• [Data for this task]
========

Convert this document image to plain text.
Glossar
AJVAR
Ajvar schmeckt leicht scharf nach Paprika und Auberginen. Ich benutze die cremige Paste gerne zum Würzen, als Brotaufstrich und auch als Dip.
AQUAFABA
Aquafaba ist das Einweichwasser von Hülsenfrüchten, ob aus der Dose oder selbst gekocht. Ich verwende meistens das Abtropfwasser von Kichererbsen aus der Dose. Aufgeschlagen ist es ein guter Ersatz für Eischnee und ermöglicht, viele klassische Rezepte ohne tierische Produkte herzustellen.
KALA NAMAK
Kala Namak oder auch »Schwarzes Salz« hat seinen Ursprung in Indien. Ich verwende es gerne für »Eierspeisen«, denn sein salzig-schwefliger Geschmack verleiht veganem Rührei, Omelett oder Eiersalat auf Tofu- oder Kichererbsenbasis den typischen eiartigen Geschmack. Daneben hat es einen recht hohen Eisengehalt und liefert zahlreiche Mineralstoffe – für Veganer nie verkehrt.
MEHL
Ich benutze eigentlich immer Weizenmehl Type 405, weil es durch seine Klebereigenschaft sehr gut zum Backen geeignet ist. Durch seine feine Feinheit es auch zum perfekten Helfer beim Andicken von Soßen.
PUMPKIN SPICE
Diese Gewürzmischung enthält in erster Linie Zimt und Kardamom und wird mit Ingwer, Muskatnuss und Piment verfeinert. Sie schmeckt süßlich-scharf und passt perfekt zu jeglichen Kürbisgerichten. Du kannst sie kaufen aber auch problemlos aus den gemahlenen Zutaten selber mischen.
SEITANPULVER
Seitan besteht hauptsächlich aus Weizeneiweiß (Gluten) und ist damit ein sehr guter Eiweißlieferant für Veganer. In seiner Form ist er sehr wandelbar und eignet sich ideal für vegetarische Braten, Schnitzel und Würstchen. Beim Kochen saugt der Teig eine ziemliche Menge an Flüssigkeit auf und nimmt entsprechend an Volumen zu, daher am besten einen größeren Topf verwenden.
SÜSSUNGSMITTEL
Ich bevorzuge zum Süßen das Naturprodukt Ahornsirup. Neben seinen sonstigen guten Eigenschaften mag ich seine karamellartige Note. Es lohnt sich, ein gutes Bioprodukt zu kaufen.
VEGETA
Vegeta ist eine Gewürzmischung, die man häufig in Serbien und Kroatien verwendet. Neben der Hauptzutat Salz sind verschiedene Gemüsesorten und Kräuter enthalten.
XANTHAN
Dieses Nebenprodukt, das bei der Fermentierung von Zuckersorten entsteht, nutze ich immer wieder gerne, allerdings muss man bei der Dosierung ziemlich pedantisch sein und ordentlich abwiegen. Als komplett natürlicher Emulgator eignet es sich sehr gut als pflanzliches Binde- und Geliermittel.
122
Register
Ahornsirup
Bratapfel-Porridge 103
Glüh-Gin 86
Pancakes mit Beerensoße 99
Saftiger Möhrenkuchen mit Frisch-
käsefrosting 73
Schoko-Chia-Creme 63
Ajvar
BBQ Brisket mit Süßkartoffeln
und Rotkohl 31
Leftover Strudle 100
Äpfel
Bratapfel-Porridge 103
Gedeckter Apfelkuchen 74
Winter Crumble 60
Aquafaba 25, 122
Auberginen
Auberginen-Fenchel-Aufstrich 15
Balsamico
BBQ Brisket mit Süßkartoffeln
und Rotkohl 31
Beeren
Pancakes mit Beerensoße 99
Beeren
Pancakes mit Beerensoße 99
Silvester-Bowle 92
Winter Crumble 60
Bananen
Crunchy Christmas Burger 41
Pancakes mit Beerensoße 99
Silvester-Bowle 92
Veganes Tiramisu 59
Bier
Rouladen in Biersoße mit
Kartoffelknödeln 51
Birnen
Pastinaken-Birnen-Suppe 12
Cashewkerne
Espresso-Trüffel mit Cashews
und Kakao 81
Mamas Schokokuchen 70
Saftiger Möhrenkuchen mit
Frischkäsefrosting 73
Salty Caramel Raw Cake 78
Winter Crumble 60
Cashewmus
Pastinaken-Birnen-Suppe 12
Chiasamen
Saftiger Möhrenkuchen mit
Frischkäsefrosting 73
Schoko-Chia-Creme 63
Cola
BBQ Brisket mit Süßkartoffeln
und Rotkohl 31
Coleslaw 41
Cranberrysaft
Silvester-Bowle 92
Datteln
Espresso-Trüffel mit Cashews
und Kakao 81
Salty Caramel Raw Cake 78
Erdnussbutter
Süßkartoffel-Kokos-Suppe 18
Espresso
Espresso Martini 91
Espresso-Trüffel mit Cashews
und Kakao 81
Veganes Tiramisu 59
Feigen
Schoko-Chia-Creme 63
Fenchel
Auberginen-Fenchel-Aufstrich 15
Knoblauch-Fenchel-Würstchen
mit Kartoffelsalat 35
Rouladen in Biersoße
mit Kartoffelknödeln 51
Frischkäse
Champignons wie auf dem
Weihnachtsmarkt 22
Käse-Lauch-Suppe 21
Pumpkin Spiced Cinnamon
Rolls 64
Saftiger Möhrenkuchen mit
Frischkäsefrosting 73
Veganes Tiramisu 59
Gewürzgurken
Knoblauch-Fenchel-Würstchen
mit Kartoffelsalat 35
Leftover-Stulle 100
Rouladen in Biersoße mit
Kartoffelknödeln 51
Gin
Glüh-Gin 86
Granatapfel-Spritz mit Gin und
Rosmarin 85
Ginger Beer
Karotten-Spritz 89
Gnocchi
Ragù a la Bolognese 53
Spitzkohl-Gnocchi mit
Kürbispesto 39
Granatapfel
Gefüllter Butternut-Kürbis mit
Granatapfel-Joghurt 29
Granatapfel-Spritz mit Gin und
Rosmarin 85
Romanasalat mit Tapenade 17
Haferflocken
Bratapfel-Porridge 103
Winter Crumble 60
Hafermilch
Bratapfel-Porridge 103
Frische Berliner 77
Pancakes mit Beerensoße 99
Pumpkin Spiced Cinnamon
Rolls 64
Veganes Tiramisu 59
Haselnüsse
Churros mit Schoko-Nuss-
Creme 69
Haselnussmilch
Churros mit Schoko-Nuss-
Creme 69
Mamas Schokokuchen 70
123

========

• [Exercise task] Return each line in the records that holds the string "Ahornsirup".

• [Answer to the problem]
Ich bevorzuge zum Süßen das Naturprodukt Ahornsirup. Neben seinen sonstigen guten Eigenschaften mag ich seine karamellartige Note. Es lohnt sich, ein gutes Bioprodukt zu kaufen.
Ahornsirup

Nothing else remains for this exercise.